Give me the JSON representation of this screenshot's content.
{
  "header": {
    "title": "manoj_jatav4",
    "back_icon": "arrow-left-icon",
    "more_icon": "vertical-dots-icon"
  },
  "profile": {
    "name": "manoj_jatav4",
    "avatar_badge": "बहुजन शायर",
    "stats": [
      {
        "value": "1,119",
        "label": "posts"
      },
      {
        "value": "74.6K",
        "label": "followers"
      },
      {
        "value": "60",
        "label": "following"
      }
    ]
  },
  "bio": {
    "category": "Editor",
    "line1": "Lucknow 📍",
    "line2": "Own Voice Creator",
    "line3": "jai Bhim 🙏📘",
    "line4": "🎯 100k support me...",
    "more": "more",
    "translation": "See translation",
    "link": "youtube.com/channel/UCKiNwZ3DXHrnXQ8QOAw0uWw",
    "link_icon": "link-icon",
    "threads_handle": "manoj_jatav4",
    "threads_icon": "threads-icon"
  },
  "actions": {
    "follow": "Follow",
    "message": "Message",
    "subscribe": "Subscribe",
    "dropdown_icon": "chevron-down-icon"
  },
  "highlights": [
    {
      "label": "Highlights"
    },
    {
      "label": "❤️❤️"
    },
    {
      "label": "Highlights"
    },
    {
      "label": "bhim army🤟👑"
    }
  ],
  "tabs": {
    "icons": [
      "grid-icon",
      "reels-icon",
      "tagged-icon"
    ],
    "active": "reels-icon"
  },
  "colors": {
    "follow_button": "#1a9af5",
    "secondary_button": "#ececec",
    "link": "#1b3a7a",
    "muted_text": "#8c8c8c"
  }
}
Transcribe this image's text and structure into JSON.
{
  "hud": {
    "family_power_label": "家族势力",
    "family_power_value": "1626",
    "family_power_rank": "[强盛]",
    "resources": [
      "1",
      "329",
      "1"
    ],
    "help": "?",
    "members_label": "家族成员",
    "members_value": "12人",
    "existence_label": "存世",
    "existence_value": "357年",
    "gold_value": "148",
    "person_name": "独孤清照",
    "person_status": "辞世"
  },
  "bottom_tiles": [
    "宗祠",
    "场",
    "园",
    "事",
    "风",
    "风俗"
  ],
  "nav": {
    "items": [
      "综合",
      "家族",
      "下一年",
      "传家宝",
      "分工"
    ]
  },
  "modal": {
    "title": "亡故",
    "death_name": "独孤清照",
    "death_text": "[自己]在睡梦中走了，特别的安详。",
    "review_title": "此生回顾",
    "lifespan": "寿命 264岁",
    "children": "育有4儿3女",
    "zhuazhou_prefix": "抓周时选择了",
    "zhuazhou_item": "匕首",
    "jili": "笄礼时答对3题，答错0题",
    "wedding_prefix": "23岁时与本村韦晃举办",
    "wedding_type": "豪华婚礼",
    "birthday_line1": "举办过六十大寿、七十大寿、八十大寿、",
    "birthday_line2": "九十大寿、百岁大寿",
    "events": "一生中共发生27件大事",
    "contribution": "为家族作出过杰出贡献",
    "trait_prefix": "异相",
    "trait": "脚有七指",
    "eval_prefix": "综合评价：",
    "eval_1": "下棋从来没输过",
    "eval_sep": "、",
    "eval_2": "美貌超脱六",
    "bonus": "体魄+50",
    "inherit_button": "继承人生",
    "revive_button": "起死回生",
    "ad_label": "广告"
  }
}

:::

__Job__. Your task is to transcribe the line containing "Transcribe this image's" and every line after it, through the last line of the data, exactly as written and with nothing more.

__Task result__.
Transcribe this image's text and structure into JSON.
{
  "hud": {
    "family_power_label": "家族势力",
    "family_power_value": "1626",
    "family_power_rank": "[强盛]",
    "resources": [
      "1",
      "329",
      "1"
    ],
    "help": "?",
    "members_label": "家族成员",
    "members_value": "12人",
    "existence_label": "存世",
    "existence_value": "357年",
    "gold_value": "148",
    "person_name": "独孤清照",
    "person_status": "辞世"
  },
  "bottom_tiles": [
    "宗祠",
    "场",
    "园",
    "事",
    "风",
    "风俗"
  ],
  "nav": {
    "items": [
      "综合",
      "家族",
      "下一年",
      "传家宝",
      "分工"
    ]
  },
  "modal": {
    "title": "亡故",
    "death_name": "独孤清照",
    "death_text": "[自己]在睡梦中走了，特别的安详。",
    "review_title": "此生回顾",
    "lifespan": "寿命 264岁",
    "children": "育有4儿3女",
    "zhuazhou_prefix": "抓周时选择了",
    "zhuazhou_item": "匕首",
    "jili": "笄礼时答对3题，答错0题",
    "wedding_prefix": "23岁时与本村韦晃举办",
    "wedding_type": "豪华婚礼",
    "birthday_line1": "举办过六十大寿、七十大寿、八十大寿、",
    "birthday_line2": "九十大寿、百岁大寿",
    "events": "一生中共发生27件大事",
    "contribution": "为家族作出过杰出贡献",
    "trait_prefix": "异相",
    "trait": "脚有七指",
    "eval_prefix": "综合评价：",
    "eval_1": "下棋从来没输过",
    "eval_sep": "、",
    "eval_2": "美貌超脱六",
    "bonus": "体魄+50",
    "inherit_button": "继承人生",
    "revive_button": "起死回生",
    "ad_label": "广告"
  }
}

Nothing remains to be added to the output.